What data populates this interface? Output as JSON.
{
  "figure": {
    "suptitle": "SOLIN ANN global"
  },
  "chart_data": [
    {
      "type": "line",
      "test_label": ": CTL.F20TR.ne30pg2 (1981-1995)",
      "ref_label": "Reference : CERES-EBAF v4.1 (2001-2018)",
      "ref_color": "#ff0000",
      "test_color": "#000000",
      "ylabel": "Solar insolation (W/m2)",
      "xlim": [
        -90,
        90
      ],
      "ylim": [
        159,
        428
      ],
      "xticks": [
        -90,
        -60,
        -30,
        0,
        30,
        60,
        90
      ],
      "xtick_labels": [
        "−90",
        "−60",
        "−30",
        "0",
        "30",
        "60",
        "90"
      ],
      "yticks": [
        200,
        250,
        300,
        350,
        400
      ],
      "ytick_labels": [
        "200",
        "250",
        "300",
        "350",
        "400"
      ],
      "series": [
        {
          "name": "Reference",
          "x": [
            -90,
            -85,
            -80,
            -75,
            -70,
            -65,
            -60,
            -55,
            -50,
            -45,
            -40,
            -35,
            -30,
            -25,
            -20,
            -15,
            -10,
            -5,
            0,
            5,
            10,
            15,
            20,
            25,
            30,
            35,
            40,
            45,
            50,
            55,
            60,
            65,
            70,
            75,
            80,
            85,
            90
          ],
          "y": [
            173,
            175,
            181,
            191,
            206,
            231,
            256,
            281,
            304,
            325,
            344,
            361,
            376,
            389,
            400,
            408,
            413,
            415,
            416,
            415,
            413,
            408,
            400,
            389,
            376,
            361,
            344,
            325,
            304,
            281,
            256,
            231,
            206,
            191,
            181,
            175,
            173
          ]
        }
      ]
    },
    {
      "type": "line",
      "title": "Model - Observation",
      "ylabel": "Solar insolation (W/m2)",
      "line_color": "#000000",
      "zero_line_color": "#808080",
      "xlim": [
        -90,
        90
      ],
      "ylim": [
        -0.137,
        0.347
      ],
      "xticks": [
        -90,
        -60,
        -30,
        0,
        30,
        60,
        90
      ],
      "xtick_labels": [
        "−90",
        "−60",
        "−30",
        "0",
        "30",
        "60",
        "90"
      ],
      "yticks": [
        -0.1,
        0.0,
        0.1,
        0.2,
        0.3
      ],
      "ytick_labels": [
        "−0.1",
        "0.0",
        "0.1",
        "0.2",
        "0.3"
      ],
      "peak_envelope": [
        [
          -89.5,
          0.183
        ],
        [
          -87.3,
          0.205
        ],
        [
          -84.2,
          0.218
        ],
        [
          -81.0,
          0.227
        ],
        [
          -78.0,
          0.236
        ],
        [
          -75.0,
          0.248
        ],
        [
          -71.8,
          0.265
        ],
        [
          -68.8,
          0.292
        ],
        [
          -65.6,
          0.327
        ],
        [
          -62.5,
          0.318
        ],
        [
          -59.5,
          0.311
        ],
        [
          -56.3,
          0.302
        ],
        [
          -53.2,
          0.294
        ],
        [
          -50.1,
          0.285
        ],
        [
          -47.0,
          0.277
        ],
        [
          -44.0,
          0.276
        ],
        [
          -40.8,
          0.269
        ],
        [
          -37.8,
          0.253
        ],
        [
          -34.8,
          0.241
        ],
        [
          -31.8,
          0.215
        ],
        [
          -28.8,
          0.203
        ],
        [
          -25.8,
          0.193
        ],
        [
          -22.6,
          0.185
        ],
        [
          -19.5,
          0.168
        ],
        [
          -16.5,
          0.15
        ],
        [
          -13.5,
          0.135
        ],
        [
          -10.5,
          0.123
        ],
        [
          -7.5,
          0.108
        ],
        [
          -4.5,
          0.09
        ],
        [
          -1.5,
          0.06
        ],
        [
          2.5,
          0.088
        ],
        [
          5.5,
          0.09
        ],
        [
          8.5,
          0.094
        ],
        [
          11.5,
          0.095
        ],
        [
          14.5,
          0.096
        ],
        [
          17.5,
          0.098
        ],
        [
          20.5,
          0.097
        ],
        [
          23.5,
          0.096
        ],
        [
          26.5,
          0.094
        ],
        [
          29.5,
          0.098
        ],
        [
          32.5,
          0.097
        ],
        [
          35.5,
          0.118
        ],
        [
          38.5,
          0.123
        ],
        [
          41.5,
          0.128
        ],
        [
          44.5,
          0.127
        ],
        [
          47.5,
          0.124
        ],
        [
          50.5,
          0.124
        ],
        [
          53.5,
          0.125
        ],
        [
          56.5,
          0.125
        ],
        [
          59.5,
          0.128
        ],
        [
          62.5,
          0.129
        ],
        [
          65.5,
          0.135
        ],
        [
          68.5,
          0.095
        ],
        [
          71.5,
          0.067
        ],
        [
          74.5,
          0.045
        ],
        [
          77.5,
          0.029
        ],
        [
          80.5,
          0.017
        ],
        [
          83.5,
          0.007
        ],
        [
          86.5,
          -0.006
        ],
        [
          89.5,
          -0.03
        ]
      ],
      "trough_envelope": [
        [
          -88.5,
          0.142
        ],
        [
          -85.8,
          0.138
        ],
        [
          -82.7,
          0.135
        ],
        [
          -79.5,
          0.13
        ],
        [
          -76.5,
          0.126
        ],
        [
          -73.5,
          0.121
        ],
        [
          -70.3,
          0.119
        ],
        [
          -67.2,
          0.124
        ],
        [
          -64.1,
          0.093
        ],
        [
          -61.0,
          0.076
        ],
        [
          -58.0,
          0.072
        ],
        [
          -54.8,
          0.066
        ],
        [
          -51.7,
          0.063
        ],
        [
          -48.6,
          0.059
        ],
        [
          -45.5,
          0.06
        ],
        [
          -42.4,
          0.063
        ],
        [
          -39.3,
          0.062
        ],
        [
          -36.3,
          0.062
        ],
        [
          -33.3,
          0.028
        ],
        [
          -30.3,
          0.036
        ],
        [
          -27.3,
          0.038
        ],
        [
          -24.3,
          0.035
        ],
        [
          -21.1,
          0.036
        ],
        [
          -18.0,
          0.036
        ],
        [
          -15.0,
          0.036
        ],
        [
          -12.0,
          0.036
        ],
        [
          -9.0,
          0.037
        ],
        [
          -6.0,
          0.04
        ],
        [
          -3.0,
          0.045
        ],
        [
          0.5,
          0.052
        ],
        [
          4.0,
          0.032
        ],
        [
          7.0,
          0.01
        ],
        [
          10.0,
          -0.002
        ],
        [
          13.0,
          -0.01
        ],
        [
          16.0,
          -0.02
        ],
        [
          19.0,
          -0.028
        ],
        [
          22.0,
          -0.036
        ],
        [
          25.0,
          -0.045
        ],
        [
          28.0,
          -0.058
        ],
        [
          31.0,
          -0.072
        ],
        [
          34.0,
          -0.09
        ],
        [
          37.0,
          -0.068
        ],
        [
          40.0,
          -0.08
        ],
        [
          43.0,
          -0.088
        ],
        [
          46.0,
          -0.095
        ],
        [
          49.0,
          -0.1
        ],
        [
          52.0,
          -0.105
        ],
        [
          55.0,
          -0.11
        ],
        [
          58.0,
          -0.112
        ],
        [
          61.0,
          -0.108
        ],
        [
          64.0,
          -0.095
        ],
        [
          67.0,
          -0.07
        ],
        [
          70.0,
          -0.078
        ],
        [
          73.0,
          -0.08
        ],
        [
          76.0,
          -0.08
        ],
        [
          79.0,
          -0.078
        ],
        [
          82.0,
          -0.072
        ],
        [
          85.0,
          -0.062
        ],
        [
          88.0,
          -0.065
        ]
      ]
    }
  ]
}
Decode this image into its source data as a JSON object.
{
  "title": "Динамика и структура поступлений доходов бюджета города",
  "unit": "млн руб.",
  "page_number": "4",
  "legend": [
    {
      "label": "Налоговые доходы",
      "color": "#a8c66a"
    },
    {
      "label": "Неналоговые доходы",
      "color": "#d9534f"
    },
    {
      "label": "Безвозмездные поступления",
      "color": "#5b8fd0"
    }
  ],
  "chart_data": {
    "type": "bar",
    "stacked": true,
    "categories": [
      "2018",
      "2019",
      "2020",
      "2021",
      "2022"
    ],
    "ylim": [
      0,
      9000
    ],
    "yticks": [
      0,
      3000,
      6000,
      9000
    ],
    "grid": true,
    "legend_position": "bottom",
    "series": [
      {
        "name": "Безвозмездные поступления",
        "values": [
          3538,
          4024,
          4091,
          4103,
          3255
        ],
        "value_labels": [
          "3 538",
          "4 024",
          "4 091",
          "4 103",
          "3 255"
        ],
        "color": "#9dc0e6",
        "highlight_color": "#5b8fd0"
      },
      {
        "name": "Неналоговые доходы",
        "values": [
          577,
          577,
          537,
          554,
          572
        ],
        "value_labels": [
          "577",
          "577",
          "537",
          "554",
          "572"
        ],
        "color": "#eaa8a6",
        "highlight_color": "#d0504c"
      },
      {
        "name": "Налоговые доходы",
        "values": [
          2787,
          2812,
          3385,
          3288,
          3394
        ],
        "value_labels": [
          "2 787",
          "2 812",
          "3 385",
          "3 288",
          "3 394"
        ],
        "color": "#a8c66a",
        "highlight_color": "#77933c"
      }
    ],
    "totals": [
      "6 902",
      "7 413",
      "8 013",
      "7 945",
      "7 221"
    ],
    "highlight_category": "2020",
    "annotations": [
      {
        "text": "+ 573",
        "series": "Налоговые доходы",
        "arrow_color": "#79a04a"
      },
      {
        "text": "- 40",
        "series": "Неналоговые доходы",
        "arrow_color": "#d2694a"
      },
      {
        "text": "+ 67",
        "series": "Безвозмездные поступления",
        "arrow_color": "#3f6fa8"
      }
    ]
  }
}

#### Problem:
Go through the records and gather the lines that hold "Reference".

#### Solution for this exercise:
      "ref_label": "Reference : CERES-EBAF v4.1 (2001-2018)",
          "name": "Reference",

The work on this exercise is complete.